[Source passage]:
★ ★ ★
Saskatchewan crops faring well in latest report
By Saskatchewan Ministry of Agriculture
According to weekly reports from Saskatchewan, crop across much of the province received some much-needed rainfall during the week of July 7th. In general, cereal, oilseed and pulse crops are all performing well, with most fields at good to excellent condition and the rest at normal development.
July 15, 2008
Much needed rain fell across almost all regions of the province last week, according to Saskatchewan Agriculture’s weekly crop report.
Provincially, fall cereal crops are reported to be 72 per cent in good to excellent
condition, with 63 per cent of the crop at the normal stage of development for this time of year. Spring cereal crops are reported to be 73 per cent in good to excellent condition, with 48 per cent at normal development. Oilseed crops are reported to be
55 per cent in good to excellent condition, with 48 per cent at normal development. Pulse crops are 67 per cent in good to excellent condition, with 57 per cent at normal development.
★ ★ ★
[Exercise objective]: Turn the paragraph of the crop report that begins "Provincially, fall cereal crops" into a list, with one line per crop type giving both of its percentages.

[Excerpted data]:
★ ★ ★
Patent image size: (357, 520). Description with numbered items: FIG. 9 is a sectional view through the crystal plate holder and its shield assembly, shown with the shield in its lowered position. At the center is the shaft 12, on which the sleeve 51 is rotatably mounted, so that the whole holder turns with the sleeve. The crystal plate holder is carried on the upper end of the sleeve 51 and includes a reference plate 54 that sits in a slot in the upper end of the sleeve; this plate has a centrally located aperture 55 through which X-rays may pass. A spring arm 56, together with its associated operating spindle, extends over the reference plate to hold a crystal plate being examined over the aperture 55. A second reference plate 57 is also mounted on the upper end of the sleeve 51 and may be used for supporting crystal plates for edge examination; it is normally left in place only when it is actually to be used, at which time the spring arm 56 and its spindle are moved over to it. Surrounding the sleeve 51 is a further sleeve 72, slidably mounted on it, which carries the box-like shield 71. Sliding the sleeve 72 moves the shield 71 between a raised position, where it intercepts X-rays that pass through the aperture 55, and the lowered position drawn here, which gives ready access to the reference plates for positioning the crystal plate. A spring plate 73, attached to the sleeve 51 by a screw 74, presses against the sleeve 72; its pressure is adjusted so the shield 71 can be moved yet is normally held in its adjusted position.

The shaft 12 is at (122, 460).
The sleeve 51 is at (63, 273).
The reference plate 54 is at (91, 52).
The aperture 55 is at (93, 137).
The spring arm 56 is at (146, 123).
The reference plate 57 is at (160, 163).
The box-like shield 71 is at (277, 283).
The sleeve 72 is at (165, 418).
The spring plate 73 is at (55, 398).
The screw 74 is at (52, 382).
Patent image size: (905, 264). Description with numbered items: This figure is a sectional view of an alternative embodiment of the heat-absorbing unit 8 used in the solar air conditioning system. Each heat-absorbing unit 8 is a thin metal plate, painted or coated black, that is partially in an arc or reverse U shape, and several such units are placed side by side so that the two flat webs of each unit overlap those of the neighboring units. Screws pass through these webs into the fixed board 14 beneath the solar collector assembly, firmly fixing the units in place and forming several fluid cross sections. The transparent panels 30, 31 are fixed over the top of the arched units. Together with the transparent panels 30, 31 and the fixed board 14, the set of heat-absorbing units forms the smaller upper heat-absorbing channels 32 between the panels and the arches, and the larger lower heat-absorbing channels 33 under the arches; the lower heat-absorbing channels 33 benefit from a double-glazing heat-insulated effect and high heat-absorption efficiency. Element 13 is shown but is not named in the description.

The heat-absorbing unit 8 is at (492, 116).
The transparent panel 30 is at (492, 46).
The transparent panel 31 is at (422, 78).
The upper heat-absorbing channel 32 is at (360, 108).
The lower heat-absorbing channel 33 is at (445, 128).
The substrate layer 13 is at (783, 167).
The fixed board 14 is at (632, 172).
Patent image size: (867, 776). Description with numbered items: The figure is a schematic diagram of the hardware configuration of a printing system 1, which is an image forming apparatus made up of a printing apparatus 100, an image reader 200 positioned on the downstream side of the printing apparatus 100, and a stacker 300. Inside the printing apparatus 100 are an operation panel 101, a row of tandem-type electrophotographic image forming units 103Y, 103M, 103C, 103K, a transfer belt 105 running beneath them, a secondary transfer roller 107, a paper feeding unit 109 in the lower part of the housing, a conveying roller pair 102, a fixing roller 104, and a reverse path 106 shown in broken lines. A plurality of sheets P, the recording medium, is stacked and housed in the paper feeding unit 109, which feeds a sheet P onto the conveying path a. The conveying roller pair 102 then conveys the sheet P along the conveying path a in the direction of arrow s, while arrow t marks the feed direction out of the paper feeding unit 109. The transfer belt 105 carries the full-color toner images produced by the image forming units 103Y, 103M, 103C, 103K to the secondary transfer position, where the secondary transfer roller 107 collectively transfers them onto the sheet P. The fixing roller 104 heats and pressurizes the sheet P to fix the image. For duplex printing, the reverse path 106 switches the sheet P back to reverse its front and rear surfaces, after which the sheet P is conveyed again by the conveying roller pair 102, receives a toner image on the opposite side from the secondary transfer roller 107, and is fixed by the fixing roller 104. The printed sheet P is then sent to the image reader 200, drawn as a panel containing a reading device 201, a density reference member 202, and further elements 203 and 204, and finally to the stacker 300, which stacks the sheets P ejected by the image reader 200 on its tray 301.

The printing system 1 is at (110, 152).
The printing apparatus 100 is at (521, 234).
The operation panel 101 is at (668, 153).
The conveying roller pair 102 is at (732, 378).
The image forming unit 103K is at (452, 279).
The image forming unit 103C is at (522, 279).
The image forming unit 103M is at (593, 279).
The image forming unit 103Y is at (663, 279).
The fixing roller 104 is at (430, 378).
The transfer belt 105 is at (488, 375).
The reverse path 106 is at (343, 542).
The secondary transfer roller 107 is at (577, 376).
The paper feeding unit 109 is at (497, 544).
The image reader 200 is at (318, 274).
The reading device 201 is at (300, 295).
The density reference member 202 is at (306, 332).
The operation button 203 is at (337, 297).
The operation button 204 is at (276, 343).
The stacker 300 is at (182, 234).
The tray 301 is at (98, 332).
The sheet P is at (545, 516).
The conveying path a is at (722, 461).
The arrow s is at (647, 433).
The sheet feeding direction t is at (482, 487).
★ ★ ★
[Answer below]:
- Fall cereals: 72% in good to excellent condition, 63% at normal development
- Spring cereals: 73% in good to excellent condition, 48% at normal development
- Oilseeds: 55% in good to excellent condition, 48% at normal development
- Pulses: 67% in good to excellent condition, 57% at normal development